• [WHAT IS BEING ASKED]: Pictures aside, write out every record exactly as it appears.

□ □ □ □ □ □ □

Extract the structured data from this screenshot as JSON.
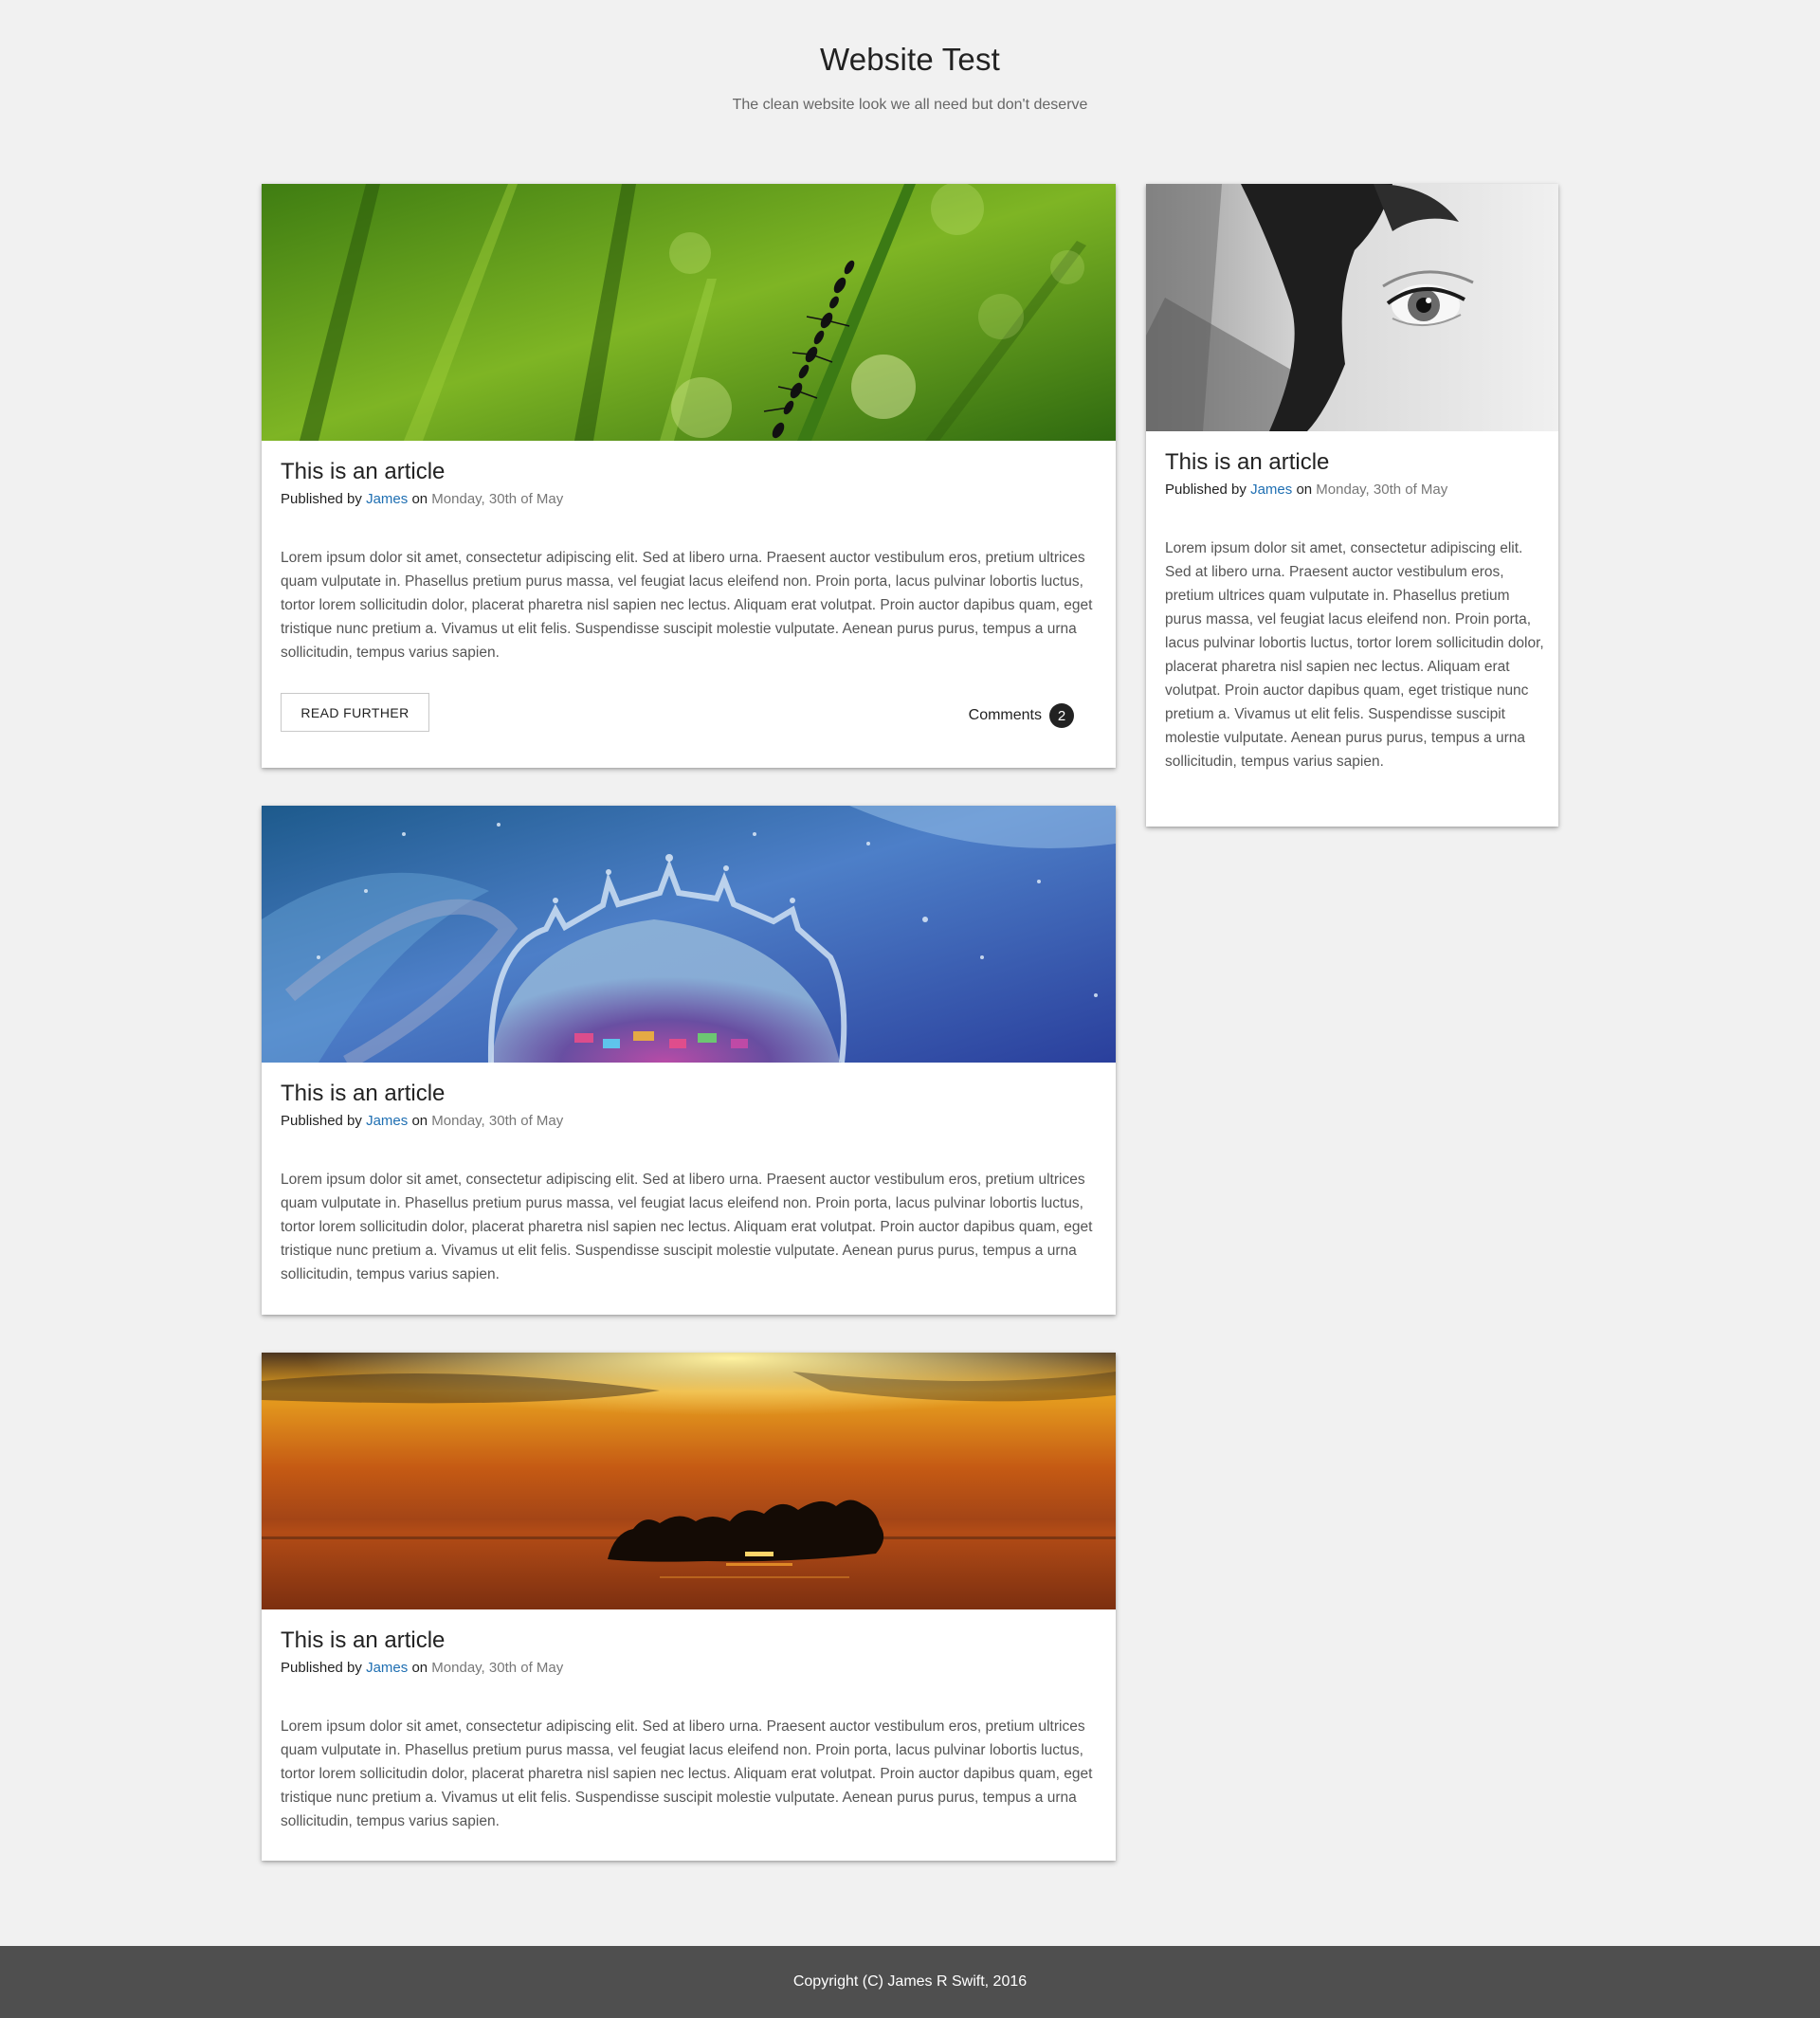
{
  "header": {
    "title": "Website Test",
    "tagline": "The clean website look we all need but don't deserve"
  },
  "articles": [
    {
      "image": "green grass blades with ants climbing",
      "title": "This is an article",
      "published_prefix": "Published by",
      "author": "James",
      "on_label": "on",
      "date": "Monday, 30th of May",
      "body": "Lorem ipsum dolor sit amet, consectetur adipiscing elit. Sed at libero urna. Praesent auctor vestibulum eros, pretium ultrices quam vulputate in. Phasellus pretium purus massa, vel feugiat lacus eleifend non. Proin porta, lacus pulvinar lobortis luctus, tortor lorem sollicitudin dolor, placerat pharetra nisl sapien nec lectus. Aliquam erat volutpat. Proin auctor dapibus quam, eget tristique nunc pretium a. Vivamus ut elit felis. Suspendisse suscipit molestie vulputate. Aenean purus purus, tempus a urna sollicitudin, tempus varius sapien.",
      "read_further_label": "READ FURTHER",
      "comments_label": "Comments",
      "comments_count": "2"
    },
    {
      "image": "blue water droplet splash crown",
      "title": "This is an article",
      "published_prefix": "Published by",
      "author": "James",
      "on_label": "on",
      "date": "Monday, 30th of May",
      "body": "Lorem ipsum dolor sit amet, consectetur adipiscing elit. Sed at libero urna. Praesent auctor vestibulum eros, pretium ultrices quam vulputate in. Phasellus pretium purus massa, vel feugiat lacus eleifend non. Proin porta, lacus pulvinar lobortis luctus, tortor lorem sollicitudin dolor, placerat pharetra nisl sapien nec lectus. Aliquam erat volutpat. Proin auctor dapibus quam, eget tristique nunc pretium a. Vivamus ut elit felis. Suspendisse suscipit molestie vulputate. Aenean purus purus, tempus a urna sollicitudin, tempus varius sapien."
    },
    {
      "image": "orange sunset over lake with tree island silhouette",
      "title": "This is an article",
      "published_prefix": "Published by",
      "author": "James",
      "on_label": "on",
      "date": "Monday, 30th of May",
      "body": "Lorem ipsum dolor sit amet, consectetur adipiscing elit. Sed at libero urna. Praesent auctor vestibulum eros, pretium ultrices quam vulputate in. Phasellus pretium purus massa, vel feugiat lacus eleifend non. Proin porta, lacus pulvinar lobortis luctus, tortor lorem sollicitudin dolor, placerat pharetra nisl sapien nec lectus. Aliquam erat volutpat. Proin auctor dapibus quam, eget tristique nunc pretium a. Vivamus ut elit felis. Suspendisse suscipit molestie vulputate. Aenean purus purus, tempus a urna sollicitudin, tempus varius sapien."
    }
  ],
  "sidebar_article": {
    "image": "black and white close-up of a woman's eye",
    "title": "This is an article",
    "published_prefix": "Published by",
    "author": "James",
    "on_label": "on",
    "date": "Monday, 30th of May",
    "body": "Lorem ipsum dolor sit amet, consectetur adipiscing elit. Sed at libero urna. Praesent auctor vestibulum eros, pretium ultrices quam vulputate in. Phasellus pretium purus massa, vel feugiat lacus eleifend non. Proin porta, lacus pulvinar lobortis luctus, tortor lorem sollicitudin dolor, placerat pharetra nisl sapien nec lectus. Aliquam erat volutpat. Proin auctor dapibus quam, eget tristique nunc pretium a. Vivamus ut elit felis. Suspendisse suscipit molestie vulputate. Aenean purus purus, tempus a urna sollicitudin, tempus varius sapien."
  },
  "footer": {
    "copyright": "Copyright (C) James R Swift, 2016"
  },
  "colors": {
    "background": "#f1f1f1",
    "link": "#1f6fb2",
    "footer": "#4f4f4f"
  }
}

□ □ □ □ □ □ □

• [OUTPUT OF THE EXERCISE]:
Extract the structured data from this screenshot as JSON.
{
  "header": {
    "title": "Website Test",
    "tagline": "The clean website look we all need but don't deserve"
  },
  "articles": [
    {
      "image": "green grass blades with ants climbing",
      "title": "This is an article",
      "published_prefix": "Published by",
      "author": "James",
      "on_label": "on",
      "date": "Monday, 30th of May",
      "body": "Lorem ipsum dolor sit amet, consectetur adipiscing elit. Sed at libero urna. Praesent auctor vestibulum eros, pretium ultrices quam vulputate in. Phasellus pretium purus massa, vel feugiat lacus eleifend non. Proin porta, lacus pulvinar lobortis luctus, tortor lorem sollicitudin dolor, placerat pharetra nisl sapien nec lectus. Aliquam erat volutpat. Proin auctor dapibus quam, eget tristique nunc pretium a. Vivamus ut elit felis. Suspendisse suscipit molestie vulputate. Aenean purus purus, tempus a urna sollicitudin, tempus varius sapien.",
      "read_further_label": "READ FURTHER",
      "comments_label": "Comments",
      "comments_count": "2"
    },
    {
      "image": "blue water droplet splash crown",
      "title": "This is an article",
      "published_prefix": "Published by",
      "author": "James",
      "on_label": "on",
      "date": "Monday, 30th of May",
      "body": "Lorem ipsum dolor sit amet, consectetur adipiscing elit. Sed at libero urna. Praesent auctor vestibulum eros, pretium ultrices quam vulputate in. Phasellus pretium purus massa, vel feugiat lacus eleifend non. Proin porta, lacus pulvinar lobortis luctus, tortor lorem sollicitudin dolor, placerat pharetra nisl sapien nec lectus. Aliquam erat volutpat. Proin auctor dapibus quam, eget tristique nunc pretium a. Vivamus ut elit felis. Suspendisse suscipit molestie vulputate. Aenean purus purus, tempus a urna sollicitudin, tempus varius sapien."
    },
    {
      "image": "orange sunset over lake with tree island silhouette",
      "title": "This is an article",
      "published_prefix": "Published by",
      "author": "James",
      "on_label": "on",
      "date": "Monday, 30th of May",
      "body": "Lorem ipsum dolor sit amet, consectetur adipiscing elit. Sed at libero urna. Praesent auctor vestibulum eros, pretium ultrices quam vulputate in. Phasellus pretium purus massa, vel feugiat lacus eleifend non. Proin porta, lacus pulvinar lobortis luctus, tortor lorem sollicitudin dolor, placerat pharetra nisl sapien nec lectus. Aliquam erat volutpat. Proin auctor dapibus quam, eget tristique nunc pretium a. Vivamus ut elit felis. Suspendisse suscipit molestie vulputate. Aenean purus purus, tempus a urna sollicitudin, tempus varius sapien."
    }
  ],
  "sidebar_article": {
    "image": "black and white close-up of a woman's eye",
    "title": "This is an article",
    "published_prefix": "Published by",
    "author": "James",
    "on_label": "on",
    "date": "Monday, 30th of May",
    "body": "Lorem ipsum dolor sit amet, consectetur adipiscing elit. Sed at libero urna. Praesent auctor vestibulum eros, pretium ultrices quam vulputate in. Phasellus pretium purus massa, vel feugiat lacus eleifend non. Proin porta, lacus pulvinar lobortis luctus, tortor lorem sollicitudin dolor, placerat pharetra nisl sapien nec lectus. Aliquam erat volutpat. Proin auctor dapibus quam, eget tristique nunc pretium a. Vivamus ut elit felis. Suspendisse suscipit molestie vulputate. Aenean purus purus, tempus a urna sollicitudin, tempus varius sapien."
  },
  "footer": {
    "copyright": "Copyright (C) James R Swift, 2016"
  },
  "colors": {
    "background": "#f1f1f1",
    "link": "#1f6fb2",
    "footer": "#4f4f4f"
  }
}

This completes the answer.